(Stored data entries)
[start]

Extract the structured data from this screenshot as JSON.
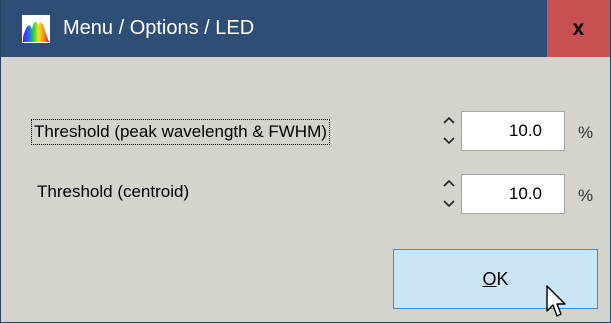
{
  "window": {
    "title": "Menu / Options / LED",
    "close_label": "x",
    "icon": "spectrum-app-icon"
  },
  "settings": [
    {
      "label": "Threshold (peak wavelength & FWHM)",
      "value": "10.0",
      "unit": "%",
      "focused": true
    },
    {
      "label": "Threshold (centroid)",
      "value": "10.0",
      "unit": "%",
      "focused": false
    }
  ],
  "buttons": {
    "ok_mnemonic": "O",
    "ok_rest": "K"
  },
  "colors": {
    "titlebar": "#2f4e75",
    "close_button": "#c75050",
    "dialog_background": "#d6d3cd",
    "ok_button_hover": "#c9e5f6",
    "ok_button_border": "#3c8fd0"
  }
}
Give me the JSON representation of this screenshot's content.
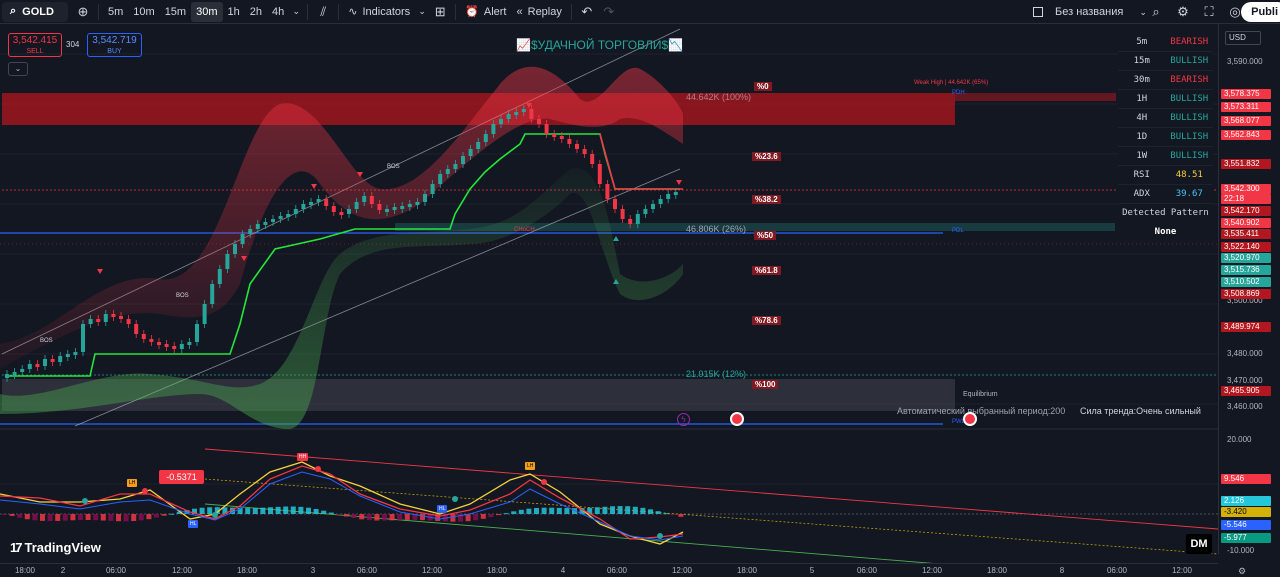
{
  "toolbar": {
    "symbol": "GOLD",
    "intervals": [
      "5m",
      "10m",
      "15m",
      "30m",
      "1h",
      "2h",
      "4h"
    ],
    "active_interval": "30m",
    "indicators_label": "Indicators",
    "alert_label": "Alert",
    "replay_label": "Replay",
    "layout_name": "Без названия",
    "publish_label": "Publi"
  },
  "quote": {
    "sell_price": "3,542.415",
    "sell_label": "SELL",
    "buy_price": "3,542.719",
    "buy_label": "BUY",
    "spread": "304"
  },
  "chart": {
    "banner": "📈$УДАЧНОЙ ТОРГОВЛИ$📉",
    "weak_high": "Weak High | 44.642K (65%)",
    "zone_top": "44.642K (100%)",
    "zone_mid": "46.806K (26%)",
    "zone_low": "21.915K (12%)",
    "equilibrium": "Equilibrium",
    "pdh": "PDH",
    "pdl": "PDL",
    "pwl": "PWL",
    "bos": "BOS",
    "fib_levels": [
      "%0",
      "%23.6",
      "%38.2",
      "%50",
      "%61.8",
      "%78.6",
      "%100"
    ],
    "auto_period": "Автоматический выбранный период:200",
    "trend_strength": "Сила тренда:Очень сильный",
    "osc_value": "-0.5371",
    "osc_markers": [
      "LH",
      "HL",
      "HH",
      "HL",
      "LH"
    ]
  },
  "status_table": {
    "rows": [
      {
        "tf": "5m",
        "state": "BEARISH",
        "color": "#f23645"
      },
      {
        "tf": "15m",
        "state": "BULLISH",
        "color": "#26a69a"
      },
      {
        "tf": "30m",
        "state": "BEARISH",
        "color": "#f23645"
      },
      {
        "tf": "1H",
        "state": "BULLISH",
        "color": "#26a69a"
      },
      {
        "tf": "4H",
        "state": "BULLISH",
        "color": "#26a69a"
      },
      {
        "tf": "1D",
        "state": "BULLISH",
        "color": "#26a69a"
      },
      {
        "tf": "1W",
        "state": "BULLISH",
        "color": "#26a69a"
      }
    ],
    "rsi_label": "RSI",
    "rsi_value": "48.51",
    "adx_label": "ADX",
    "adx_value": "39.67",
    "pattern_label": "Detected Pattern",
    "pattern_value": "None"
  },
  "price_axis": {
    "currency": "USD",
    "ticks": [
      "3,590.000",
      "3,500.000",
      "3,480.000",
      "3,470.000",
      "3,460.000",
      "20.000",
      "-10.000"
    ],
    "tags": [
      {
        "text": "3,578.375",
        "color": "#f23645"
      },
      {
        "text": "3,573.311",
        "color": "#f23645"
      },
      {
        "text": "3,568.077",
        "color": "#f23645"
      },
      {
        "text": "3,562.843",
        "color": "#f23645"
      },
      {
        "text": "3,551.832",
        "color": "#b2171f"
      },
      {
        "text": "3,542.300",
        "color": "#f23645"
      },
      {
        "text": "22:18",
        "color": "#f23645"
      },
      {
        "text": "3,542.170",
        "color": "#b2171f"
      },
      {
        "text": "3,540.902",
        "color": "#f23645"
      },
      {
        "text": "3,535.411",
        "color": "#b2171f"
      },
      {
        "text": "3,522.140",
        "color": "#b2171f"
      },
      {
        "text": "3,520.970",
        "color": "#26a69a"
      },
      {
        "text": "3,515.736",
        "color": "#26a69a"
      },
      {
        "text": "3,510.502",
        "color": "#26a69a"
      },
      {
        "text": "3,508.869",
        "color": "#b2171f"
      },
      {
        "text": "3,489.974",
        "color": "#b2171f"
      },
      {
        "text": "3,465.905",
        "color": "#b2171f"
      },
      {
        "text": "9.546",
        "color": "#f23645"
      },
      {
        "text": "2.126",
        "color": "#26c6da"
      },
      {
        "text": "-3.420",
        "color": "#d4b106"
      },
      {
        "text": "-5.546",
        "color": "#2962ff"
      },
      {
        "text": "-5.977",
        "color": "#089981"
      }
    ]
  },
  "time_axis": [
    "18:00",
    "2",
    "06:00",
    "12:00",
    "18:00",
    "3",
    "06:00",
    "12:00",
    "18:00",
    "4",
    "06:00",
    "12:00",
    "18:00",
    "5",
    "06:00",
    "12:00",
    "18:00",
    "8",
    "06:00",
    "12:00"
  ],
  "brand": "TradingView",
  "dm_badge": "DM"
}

[end]

## Problem to solve
All of the entries above should be duplicated exactly, except for the pictures.

## Solution to this task
Extract the structured data from this screenshot as JSON.
{
  "window": {
    "title": "Menu / Options / LED",
    "close_label": "x",
    "icon": "spectrum-app-icon"
  },
  "settings": [
    {
      "label": "Threshold (peak wavelength & FWHM)",
      "value": "10.0",
      "unit": "%",
      "focused": true
    },
    {
      "label": "Threshold (centroid)",
      "value": "10.0",
      "unit": "%",
      "focused": false
    }
  ],
  "buttons": {
    "ok_mnemonic": "O",
    "ok_rest": "K"
  },
  "colors": {
    "titlebar": "#2f4e75",
    "close_button": "#c75050",
    "dialog_background": "#d6d3cd",
    "ok_button_hover": "#c9e5f6",
    "ok_button_border": "#3c8fd0"
  }
}
Give me the JSON representation of this screenshot's content.
{
  "toolbar": {
    "symbol": "GOLD",
    "intervals": [
      "5m",
      "10m",
      "15m",
      "30m",
      "1h",
      "2h",
      "4h"
    ],
    "active_interval": "30m",
    "indicators_label": "Indicators",
    "alert_label": "Alert",
    "replay_label": "Replay",
    "layout_name": "Без названия",
    "publish_label": "Publi"
  },
  "quote": {
    "sell_price": "3,542.415",
    "sell_label": "SELL",
    "buy_price": "3,542.719",
    "buy_label": "BUY",
    "spread": "304"
  },
  "chart": {
    "banner": "📈$УДАЧНОЙ ТОРГОВЛИ$📉",
    "weak_high": "Weak High | 44.642K (65%)",
    "zone_top": "44.642K (100%)",
    "zone_mid": "46.806K (26%)",
    "zone_low": "21.915K (12%)",
    "equilibrium": "Equilibrium",
    "pdh": "PDH",
    "pdl": "PDL",
    "pwl": "PWL",
    "bos": "BOS",
    "fib_levels": [
      "%0",
      "%23.6",
      "%38.2",
      "%50",
      "%61.8",
      "%78.6",
      "%100"
    ],
    "auto_period": "Автоматический выбранный период:200",
    "trend_strength": "Сила тренда:Очень сильный",
    "osc_value": "-0.5371",
    "osc_markers": [
      "LH",
      "HL",
      "HH",
      "HL",
      "LH"
    ]
  },
  "status_table": {
    "rows": [
      {
        "tf": "5m",
        "state": "BEARISH",
        "color": "#f23645"
      },
      {
        "tf": "15m",
        "state": "BULLISH",
        "color": "#26a69a"
      },
      {
        "tf": "30m",
        "state": "BEARISH",
        "color": "#f23645"
      },
      {
        "tf": "1H",
        "state": "BULLISH",
        "color": "#26a69a"
      },
      {
        "tf": "4H",
        "state": "BULLISH",
        "color": "#26a69a"
      },
      {
        "tf": "1D",
        "state": "BULLISH",
        "color": "#26a69a"
      },
      {
        "tf": "1W",
        "state": "BULLISH",
        "color": "#26a69a"
      }
    ],
    "rsi_label": "RSI",
    "rsi_value": "48.51",
    "adx_label": "ADX",
    "adx_value": "39.67",
    "pattern_label": "Detected Pattern",
    "pattern_value": "None"
  },
  "price_axis": {
    "currency": "USD",
    "ticks": [
      "3,590.000",
      "3,500.000",
      "3,480.000",
      "3,470.000",
      "3,460.000",
      "20.000",
      "-10.000"
    ],
    "tags": [
      {
        "text": "3,578.375",
        "color": "#f23645"
      },
      {
        "text": "3,573.311",
        "color": "#f23645"
      },
      {
        "text": "3,568.077",
        "color": "#f23645"
      },
      {
        "text": "3,562.843",
        "color": "#f23645"
      },
      {
        "text": "3,551.832",
        "color": "#b2171f"
      },
      {
        "text": "3,542.300",
        "color": "#f23645"
      },
      {
        "text": "22:18",
        "color": "#f23645"
      },
      {
        "text": "3,542.170",
        "color": "#b2171f"
      },
      {
        "text": "3,540.902",
        "color": "#f23645"
      },
      {
        "text": "3,535.411",
        "color": "#b2171f"
      },
      {
        "text": "3,522.140",
        "color": "#b2171f"
      },
      {
        "text": "3,520.970",
        "color": "#26a69a"
      },
      {
        "text": "3,515.736",
        "color": "#26a69a"
      },
      {
        "text": "3,510.502",
        "color": "#26a69a"
      },
      {
        "text": "3,508.869",
        "color": "#b2171f"
      },
      {
        "text": "3,489.974",
        "color": "#b2171f"
      },
      {
        "text": "3,465.905",
        "color": "#b2171f"
      },
      {
        "text": "9.546",
        "color": "#f23645"
      },
      {
        "text": "2.126",
        "color": "#26c6da"
      },
      {
        "text": "-3.420",
        "color": "#d4b106"
      },
      {
        "text": "-5.546",
        "color": "#2962ff"
      },
      {
        "text": "-5.977",
        "color": "#089981"
      }
    ]
  },
  "time_axis": [
    "18:00",
    "2",
    "06:00",
    "12:00",
    "18:00",
    "3",
    "06:00",
    "12:00",
    "18:00",
    "4",
    "06:00",
    "12:00",
    "18:00",
    "5",
    "06:00",
    "12:00",
    "18:00",
    "8",
    "06:00",
    "12:00"
  ],
  "brand": "TradingView",
  "dm_badge": "DM"
}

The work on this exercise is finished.